─── Given information ───

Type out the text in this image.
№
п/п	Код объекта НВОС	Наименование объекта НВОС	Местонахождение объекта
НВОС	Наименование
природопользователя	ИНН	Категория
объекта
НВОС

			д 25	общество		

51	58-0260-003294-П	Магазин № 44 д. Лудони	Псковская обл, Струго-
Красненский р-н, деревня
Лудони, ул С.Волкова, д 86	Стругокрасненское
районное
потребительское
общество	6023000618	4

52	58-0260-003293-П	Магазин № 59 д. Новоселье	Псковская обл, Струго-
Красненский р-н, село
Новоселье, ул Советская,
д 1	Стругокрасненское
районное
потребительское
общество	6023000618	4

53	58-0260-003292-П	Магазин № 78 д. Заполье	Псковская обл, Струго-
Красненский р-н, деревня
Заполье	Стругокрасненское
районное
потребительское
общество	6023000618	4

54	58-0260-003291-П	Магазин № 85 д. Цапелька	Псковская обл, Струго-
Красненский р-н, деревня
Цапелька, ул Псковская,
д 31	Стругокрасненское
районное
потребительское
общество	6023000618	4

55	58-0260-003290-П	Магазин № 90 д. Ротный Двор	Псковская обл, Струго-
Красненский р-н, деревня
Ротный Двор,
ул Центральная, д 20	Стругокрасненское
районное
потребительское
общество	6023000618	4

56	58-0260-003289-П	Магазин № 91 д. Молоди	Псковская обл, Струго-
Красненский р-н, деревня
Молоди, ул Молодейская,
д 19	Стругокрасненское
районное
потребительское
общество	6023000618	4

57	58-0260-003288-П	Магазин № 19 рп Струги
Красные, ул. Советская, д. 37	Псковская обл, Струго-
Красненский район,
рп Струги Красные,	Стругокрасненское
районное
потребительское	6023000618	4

───

◆ Written request: Write down every line of the data exactly as it appears above.

◆ Task solution:
Type out the text in this image.
№
п/п	Код объекта НВОС	Наименование объекта НВОС	Местонахождение объекта
НВОС	Наименование
природопользователя	ИНН	Категория
объекта
НВОС

			д 25	общество		

51	58-0260-003294-П	Магазин № 44 д. Лудони	Псковская обл, Струго-
Красненский р-н, деревня
Лудони, ул С.Волкова, д 86	Стругокрасненское
районное
потребительское
общество	6023000618	4

52	58-0260-003293-П	Магазин № 59 д. Новоселье	Псковская обл, Струго-
Красненский р-н, село
Новоселье, ул Советская,
д 1	Стругокрасненское
районное
потребительское
общество	6023000618	4

53	58-0260-003292-П	Магазин № 78 д. Заполье	Псковская обл, Струго-
Красненский р-н, деревня
Заполье	Стругокрасненское
районное
потребительское
общество	6023000618	4

54	58-0260-003291-П	Магазин № 85 д. Цапелька	Псковская обл, Струго-
Красненский р-н, деревня
Цапелька, ул Псковская,
д 31	Стругокрасненское
районное
потребительское
общество	6023000618	4

55	58-0260-003290-П	Магазин № 90 д. Ротный Двор	Псковская обл, Струго-
Красненский р-н, деревня
Ротный Двор,
ул Центральная, д 20	Стругокрасненское
районное
потребительское
общество	6023000618	4

56	58-0260-003289-П	Магазин № 91 д. Молоди	Псковская обл, Струго-
Красненский р-н, деревня
Молоди, ул Молодейская,
д 19	Стругокрасненское
районное
потребительское
общество	6023000618	4

57	58-0260-003288-П	Магазин № 19 рп Струги
Красные, ул. Советская, д. 37	Псковская обл, Струго-
Красненский район,
рп Струги Красные,	Стругокрасненское
районное
потребительское	6023000618	4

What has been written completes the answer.